#### Written instruction:
Reproduce the material in full, unchanged.

★ ★ ★ ★ ★ ★ ★

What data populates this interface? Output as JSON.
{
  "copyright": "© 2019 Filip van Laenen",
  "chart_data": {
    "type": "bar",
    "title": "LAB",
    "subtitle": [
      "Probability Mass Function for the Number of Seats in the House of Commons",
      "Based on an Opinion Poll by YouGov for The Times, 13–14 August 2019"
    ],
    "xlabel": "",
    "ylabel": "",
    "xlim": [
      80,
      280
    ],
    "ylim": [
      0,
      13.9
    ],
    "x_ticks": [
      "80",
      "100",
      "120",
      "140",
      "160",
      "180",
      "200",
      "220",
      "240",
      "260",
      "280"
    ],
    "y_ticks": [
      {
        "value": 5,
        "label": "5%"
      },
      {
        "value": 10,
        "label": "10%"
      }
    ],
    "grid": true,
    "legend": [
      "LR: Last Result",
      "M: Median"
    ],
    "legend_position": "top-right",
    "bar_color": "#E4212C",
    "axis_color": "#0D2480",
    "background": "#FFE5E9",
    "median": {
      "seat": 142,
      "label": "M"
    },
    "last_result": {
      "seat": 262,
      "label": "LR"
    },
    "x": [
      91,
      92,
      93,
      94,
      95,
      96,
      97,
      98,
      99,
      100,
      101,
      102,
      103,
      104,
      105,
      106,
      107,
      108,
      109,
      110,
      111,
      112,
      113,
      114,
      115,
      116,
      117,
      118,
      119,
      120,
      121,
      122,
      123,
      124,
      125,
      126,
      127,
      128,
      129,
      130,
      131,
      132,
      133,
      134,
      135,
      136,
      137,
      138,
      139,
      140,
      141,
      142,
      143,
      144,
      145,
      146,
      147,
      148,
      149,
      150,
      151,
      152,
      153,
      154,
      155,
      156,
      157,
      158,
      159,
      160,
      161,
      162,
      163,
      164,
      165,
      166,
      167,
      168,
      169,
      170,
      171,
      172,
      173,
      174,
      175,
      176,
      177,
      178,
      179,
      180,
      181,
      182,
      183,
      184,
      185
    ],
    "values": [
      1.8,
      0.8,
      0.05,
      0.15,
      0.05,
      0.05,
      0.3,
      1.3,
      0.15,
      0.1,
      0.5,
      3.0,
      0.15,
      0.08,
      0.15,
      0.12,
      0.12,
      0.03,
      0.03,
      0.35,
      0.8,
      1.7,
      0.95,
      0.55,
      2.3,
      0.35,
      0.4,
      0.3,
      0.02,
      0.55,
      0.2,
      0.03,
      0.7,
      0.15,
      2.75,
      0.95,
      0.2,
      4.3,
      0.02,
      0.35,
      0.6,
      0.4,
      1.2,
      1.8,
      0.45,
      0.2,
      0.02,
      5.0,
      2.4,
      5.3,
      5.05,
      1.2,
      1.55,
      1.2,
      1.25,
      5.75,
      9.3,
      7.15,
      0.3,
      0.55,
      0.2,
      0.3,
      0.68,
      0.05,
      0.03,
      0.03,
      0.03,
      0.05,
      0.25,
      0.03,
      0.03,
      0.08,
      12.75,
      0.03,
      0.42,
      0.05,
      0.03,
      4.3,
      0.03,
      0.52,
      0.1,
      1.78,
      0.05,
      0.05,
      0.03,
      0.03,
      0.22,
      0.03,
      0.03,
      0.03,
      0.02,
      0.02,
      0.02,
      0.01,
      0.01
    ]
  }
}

★ ★ ★ ★ ★ ★ ★

#### Result for this task:
What data populates this interface? Output as JSON.
{
  "copyright": "© 2019 Filip van Laenen",
  "chart_data": {
    "type": "bar",
    "title": "LAB",
    "subtitle": [
      "Probability Mass Function for the Number of Seats in the House of Commons",
      "Based on an Opinion Poll by YouGov for The Times, 13–14 August 2019"
    ],
    "xlabel": "",
    "ylabel": "",
    "xlim": [
      80,
      280
    ],
    "ylim": [
      0,
      13.9
    ],
    "x_ticks": [
      "80",
      "100",
      "120",
      "140",
      "160",
      "180",
      "200",
      "220",
      "240",
      "260",
      "280"
    ],
    "y_ticks": [
      {
        "value": 5,
        "label": "5%"
      },
      {
        "value": 10,
        "label": "10%"
      }
    ],
    "grid": true,
    "legend": [
      "LR: Last Result",
      "M: Median"
    ],
    "legend_position": "top-right",
    "bar_color": "#E4212C",
    "axis_color": "#0D2480",
    "background": "#FFE5E9",
    "median": {
      "seat": 142,
      "label": "M"
    },
    "last_result": {
      "seat": 262,
      "label": "LR"
    },
    "x": [
      91,
      92,
      93,
      94,
      95,
      96,
      97,
      98,
      99,
      100,
      101,
      102,
      103,
      104,
      105,
      106,
      107,
      108,
      109,
      110,
      111,
      112,
      113,
      114,
      115,
      116,
      117,
      118,
      119,
      120,
      121,
      122,
      123,
      124,
      125,
      126,
      127,
      128,
      129,
      130,
      131,
      132,
      133,
      134,
      135,
      136,
      137,
      138,
      139,
      140,
      141,
      142,
      143,
      144,
      145,
      146,
      147,
      148,
      149,
      150,
      151,
      152,
      153,
      154,
      155,
      156,
      157,
      158,
      159,
      160,
      161,
      162,
      163,
      164,
      165,
      166,
      167,
      168,
      169,
      170,
      171,
      172,
      173,
      174,
      175,
      176,
      177,
      178,
      179,
      180,
      181,
      182,
      183,
      184,
      185
    ],
    "values": [
      1.8,
      0.8,
      0.05,
      0.15,
      0.05,
      0.05,
      0.3,
      1.3,
      0.15,
      0.1,
      0.5,
      3.0,
      0.15,
      0.08,
      0.15,
      0.12,
      0.12,
      0.03,
      0.03,
      0.35,
      0.8,
      1.7,
      0.95,
      0.55,
      2.3,
      0.35,
      0.4,
      0.3,
      0.02,
      0.55,
      0.2,
      0.03,
      0.7,
      0.15,
      2.75,
      0.95,
      0.2,
      4.3,
      0.02,
      0.35,
      0.6,
      0.4,
      1.2,
      1.8,
      0.45,
      0.2,
      0.02,
      5.0,
      2.4,
      5.3,
      5.05,
      1.2,
      1.55,
      1.2,
      1.25,
      5.75,
      9.3,
      7.15,
      0.3,
      0.55,
      0.2,
      0.3,
      0.68,
      0.05,
      0.03,
      0.03,
      0.03,
      0.05,
      0.25,
      0.03,
      0.03,
      0.08,
      12.75,
      0.03,
      0.42,
      0.05,
      0.03,
      4.3,
      0.03,
      0.52,
      0.1,
      1.78,
      0.05,
      0.05,
      0.03,
      0.03,
      0.22,
      0.03,
      0.03,
      0.03,
      0.02,
      0.02,
      0.02,
      0.01,
      0.01
    ]
  }
}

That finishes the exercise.